Your objective: Repeat exactly the lines beginning at the one that contains "Decode this chart: output" and running to the end of the material. Omit the pictures.

Records for the task:

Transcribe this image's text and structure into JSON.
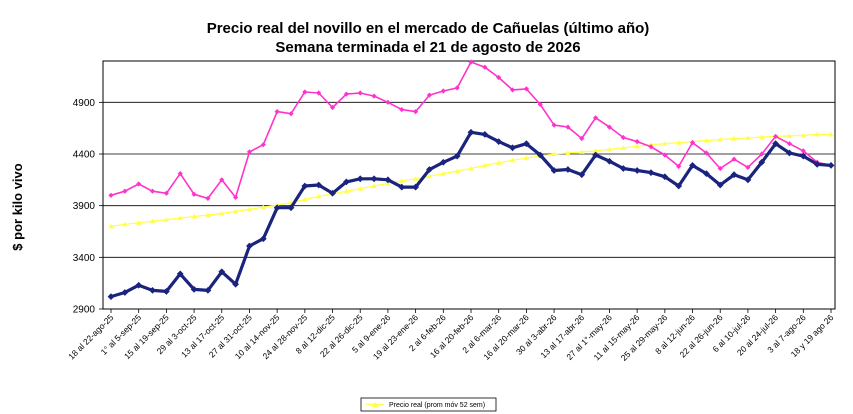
{
  "chart_data": {
    "type": "line",
    "title": "Precio real del novillo en el mercado de Cañuelas (último año)",
    "subtitle": "Semana terminada el 21 de agosto de 2026",
    "ylabel": "$ por kilo vivo",
    "ylim": [
      2900,
      5300
    ],
    "yticks": [
      2900,
      3400,
      3900,
      4400,
      4900
    ],
    "grid": true,
    "x_tick_labels": [
      "18 al 22-ago-25",
      "1° al 5-sep-25",
      "15 al 19-sep-25",
      "29 al 3-oct-25",
      "13 al 17-oct-25",
      "27 al 31-oct-25",
      "10 al 14-nov-25",
      "24 al 28-nov-25",
      "8 al 12-dic-25",
      "22 al 26-dic-25",
      "5 al 9-ene-26",
      "19 al 23-ene-26",
      "2 al 6-feb-26",
      "16 al 20-feb-26",
      "2 al 6-mar-26",
      "16 al 20-mar-26",
      "30 al 3-abr-26",
      "13 al 17-abr-26",
      "27 al 1°-may-26",
      "11 al 15-may-26",
      "25 al 29-may-26",
      "8 al 12-jun-26",
      "22 al 26-jun-26",
      "6 al 10-jul-26",
      "20 al 24-jul-26",
      "3 al 7-ago-26",
      "18 y 19 ago 26"
    ],
    "series": [
      {
        "color": "#ff33cc",
        "marker": "diamond",
        "values": [
          4000,
          4040,
          4110,
          4040,
          4020,
          4210,
          4010,
          3970,
          4150,
          3980,
          4420,
          4490,
          4810,
          4790,
          5000,
          4990,
          4850,
          4980,
          4990,
          4960,
          4900,
          4830,
          4810,
          4970,
          5010,
          5040,
          5290,
          5240,
          5140,
          5020,
          5030,
          4880,
          4680,
          4660,
          4550,
          4750,
          4660,
          4560,
          4520,
          4470,
          4390,
          4280,
          4510,
          4410,
          4260,
          4350,
          4270,
          4400,
          4570,
          4500,
          4430,
          4320,
          4290
        ]
      },
      {
        "color": "#1a237e",
        "marker": "diamond",
        "values": [
          3020,
          3060,
          3130,
          3080,
          3070,
          3240,
          3090,
          3080,
          3260,
          3140,
          3510,
          3580,
          3880,
          3880,
          4090,
          4100,
          4020,
          4130,
          4160,
          4160,
          4150,
          4080,
          4080,
          4250,
          4320,
          4380,
          4610,
          4590,
          4520,
          4460,
          4500,
          4390,
          4240,
          4250,
          4200,
          4390,
          4330,
          4260,
          4240,
          4220,
          4180,
          4090,
          4290,
          4210,
          4100,
          4200,
          4150,
          4320,
          4500,
          4410,
          4380,
          4300,
          4290
        ]
      },
      {
        "name": "Precio real (prom móv 52 sem)",
        "color": "#ffff44",
        "marker": "triangle",
        "values": [
          3700,
          3720,
          3735,
          3750,
          3765,
          3780,
          3795,
          3810,
          3825,
          3845,
          3865,
          3885,
          3905,
          3930,
          3960,
          3990,
          4015,
          4040,
          4065,
          4090,
          4115,
          4140,
          4160,
          4185,
          4210,
          4235,
          4260,
          4290,
          4315,
          4340,
          4360,
          4380,
          4400,
          4410,
          4420,
          4430,
          4445,
          4460,
          4475,
          4490,
          4500,
          4510,
          4520,
          4530,
          4540,
          4550,
          4555,
          4565,
          4570,
          4575,
          4580,
          4590,
          4590
        ]
      }
    ],
    "legend": {
      "position": "bottom"
    }
  }
}
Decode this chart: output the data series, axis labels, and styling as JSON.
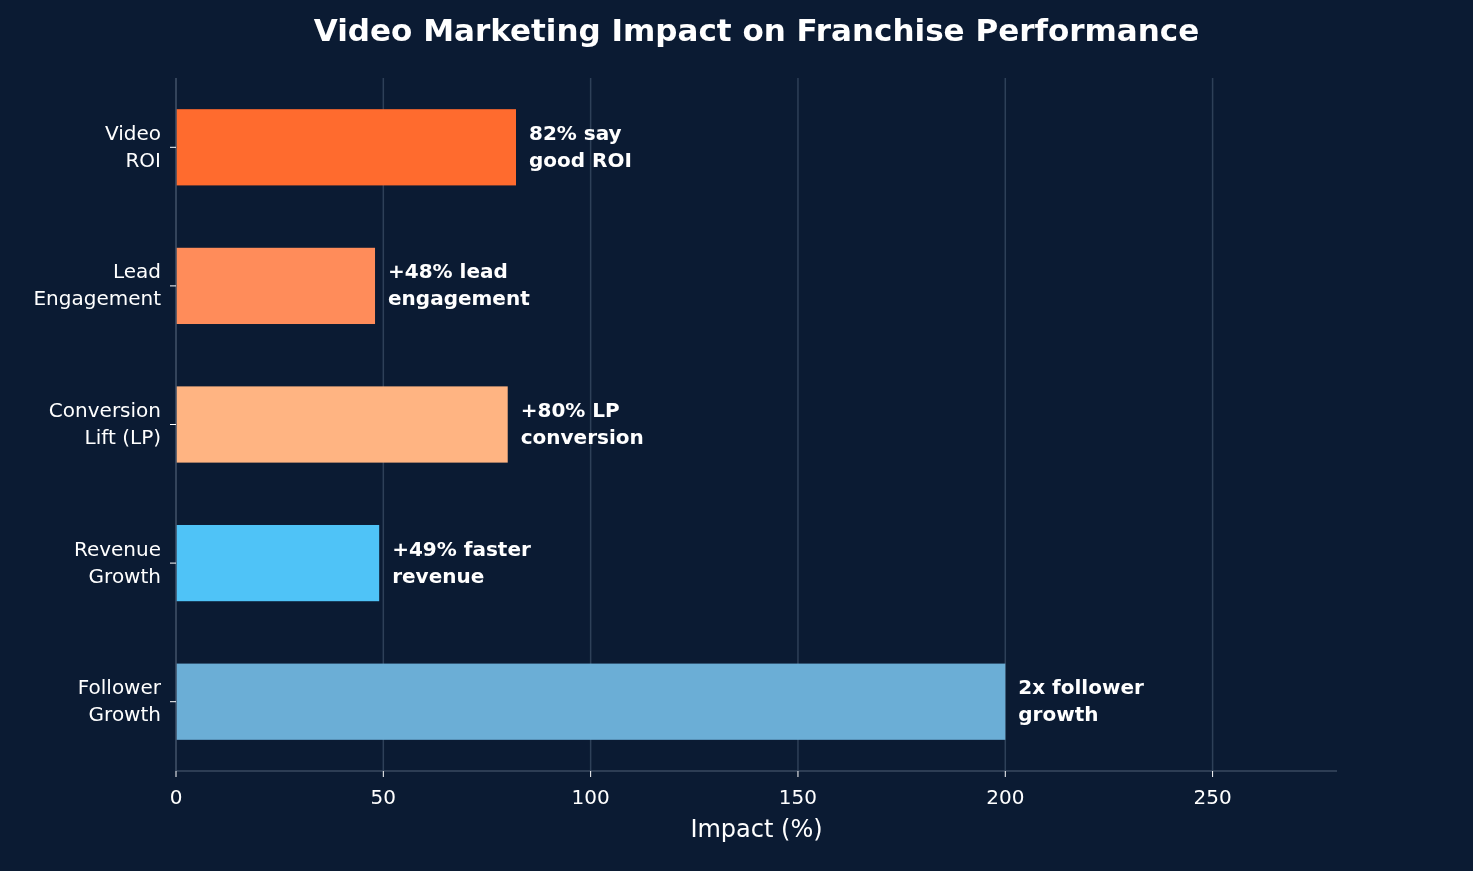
{
  "chart_data": {
    "type": "bar",
    "orientation": "horizontal",
    "title": "Video Marketing Impact on Franchise Performance",
    "xlabel": "Impact (%)",
    "categories": [
      "Video\nROI",
      "Lead\nEngagement",
      "Conversion\nLift (LP)",
      "Revenue\nGrowth",
      "Follower\nGrowth"
    ],
    "values": [
      82,
      48,
      80,
      49,
      200
    ],
    "colors": [
      "#ff6b2e",
      "#ff8c5a",
      "#ffb482",
      "#4fc3f7",
      "#6baed6"
    ],
    "value_labels": [
      "82% say\ngood ROI",
      "+48% lead\nengagement",
      "+80% LP\nconversion",
      "+49% faster\nrevenue",
      null
    ],
    "annotations": [
      {
        "text": "2x follower\ngrowth",
        "x": 200,
        "y": "Follower\nGrowth"
      }
    ],
    "xlim": [
      0,
      280
    ],
    "xticks": [
      0,
      50,
      100,
      150,
      200,
      250
    ],
    "grid": "x"
  }
}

Solved problem:
Decode this chart: output the data series, axis labels, and styling as JSON.
{
  "chart_data": {
    "type": "bar",
    "orientation": "horizontal",
    "title": "Video Marketing Impact on Franchise Performance",
    "xlabel": "Impact (%)",
    "categories": [
      "Video\nROI",
      "Lead\nEngagement",
      "Conversion\nLift (LP)",
      "Revenue\nGrowth",
      "Follower\nGrowth"
    ],
    "values": [
      82,
      48,
      80,
      49,
      200
    ],
    "colors": [
      "#ff6b2e",
      "#ff8c5a",
      "#ffb482",
      "#4fc3f7",
      "#6baed6"
    ],
    "value_labels": [
      "82% say\ngood ROI",
      "+48% lead\nengagement",
      "+80% LP\nconversion",
      "+49% faster\nrevenue",
      null
    ],
    "annotations": [
      {
        "text": "2x follower\ngrowth",
        "x": 200,
        "y": "Follower\nGrowth"
      }
    ],
    "xlim": [
      0,
      280
    ],
    "xticks": [
      0,
      50,
      100,
      150,
      200,
      250
    ],
    "grid": "x"
  }
}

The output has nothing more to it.